**The problem:** Quote all lines below exactly. Images stay out.

**Dataset excerpts:**
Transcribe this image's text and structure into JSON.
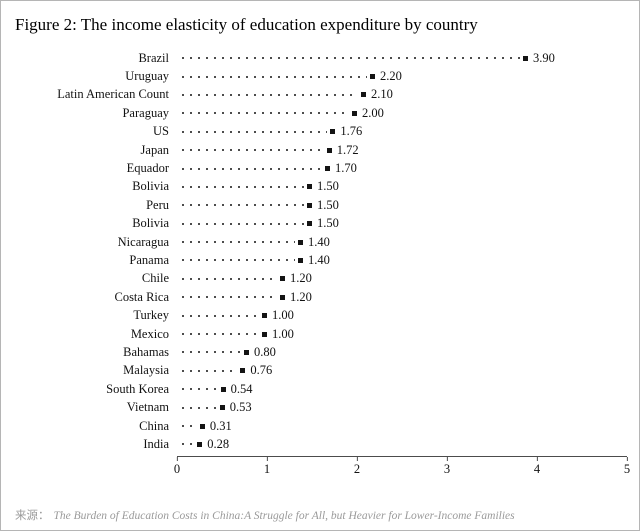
{
  "figure": {
    "title": "Figure 2: The income elasticity of education expenditure by country",
    "source_prefix": "来源：",
    "source_text": "The Burden of Education Costs in China:A Struggle for All, but Heavier for Lower-Income Families"
  },
  "chart_data": {
    "type": "scatter",
    "subtype": "dot-plot-with-dotted-leaders",
    "title": "Figure 2: The income elasticity of education expenditure by country",
    "categories": [
      "Brazil",
      "Uruguay",
      "Latin American Count",
      "Paraguay",
      "US",
      "Japan",
      "Equador",
      "Bolivia",
      "Peru",
      "Bolivia",
      "Nicaragua",
      "Panama",
      "Chile",
      "Costa Rica",
      "Turkey",
      "Mexico",
      "Bahamas",
      "Malaysia",
      "South Korea",
      "Vietnam",
      "China",
      "India"
    ],
    "values": [
      3.9,
      2.2,
      2.1,
      2.0,
      1.76,
      1.72,
      1.7,
      1.5,
      1.5,
      1.5,
      1.4,
      1.4,
      1.2,
      1.2,
      1.0,
      1.0,
      0.8,
      0.76,
      0.54,
      0.53,
      0.31,
      0.28
    ],
    "value_labels": [
      "3.90",
      "2.20",
      "2.10",
      "2.00",
      "1.76",
      "1.72",
      "1.70",
      "1.50",
      "1.50",
      "1.50",
      "1.40",
      "1.40",
      "1.20",
      "1.20",
      "1.00",
      "1.00",
      "0.80",
      "0.76",
      "0.54",
      "0.53",
      "0.31",
      "0.28"
    ],
    "xlabel": "",
    "ylabel": "",
    "xlim": [
      0,
      5
    ],
    "x_ticks": [
      "0",
      "1",
      "2",
      "3",
      "4",
      "5"
    ],
    "grid": false,
    "legend": "none",
    "marker_color": "#141414",
    "leader_color": "#4c4c4c"
  }
}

**Response:**
Transcribe this image's text and structure into JSON.
{
  "figure": {
    "title": "Figure 2: The income elasticity of education expenditure by country",
    "source_prefix": "来源：",
    "source_text": "The Burden of Education Costs in China:A Struggle for All, but Heavier for Lower-Income Families"
  },
  "chart_data": {
    "type": "scatter",
    "subtype": "dot-plot-with-dotted-leaders",
    "title": "Figure 2: The income elasticity of education expenditure by country",
    "categories": [
      "Brazil",
      "Uruguay",
      "Latin American Count",
      "Paraguay",
      "US",
      "Japan",
      "Equador",
      "Bolivia",
      "Peru",
      "Bolivia",
      "Nicaragua",
      "Panama",
      "Chile",
      "Costa Rica",
      "Turkey",
      "Mexico",
      "Bahamas",
      "Malaysia",
      "South Korea",
      "Vietnam",
      "China",
      "India"
    ],
    "values": [
      3.9,
      2.2,
      2.1,
      2.0,
      1.76,
      1.72,
      1.7,
      1.5,
      1.5,
      1.5,
      1.4,
      1.4,
      1.2,
      1.2,
      1.0,
      1.0,
      0.8,
      0.76,
      0.54,
      0.53,
      0.31,
      0.28
    ],
    "value_labels": [
      "3.90",
      "2.20",
      "2.10",
      "2.00",
      "1.76",
      "1.72",
      "1.70",
      "1.50",
      "1.50",
      "1.50",
      "1.40",
      "1.40",
      "1.20",
      "1.20",
      "1.00",
      "1.00",
      "0.80",
      "0.76",
      "0.54",
      "0.53",
      "0.31",
      "0.28"
    ],
    "xlabel": "",
    "ylabel": "",
    "xlim": [
      0,
      5
    ],
    "x_ticks": [
      "0",
      "1",
      "2",
      "3",
      "4",
      "5"
    ],
    "grid": false,
    "legend": "none",
    "marker_color": "#141414",
    "leader_color": "#4c4c4c"
  }
}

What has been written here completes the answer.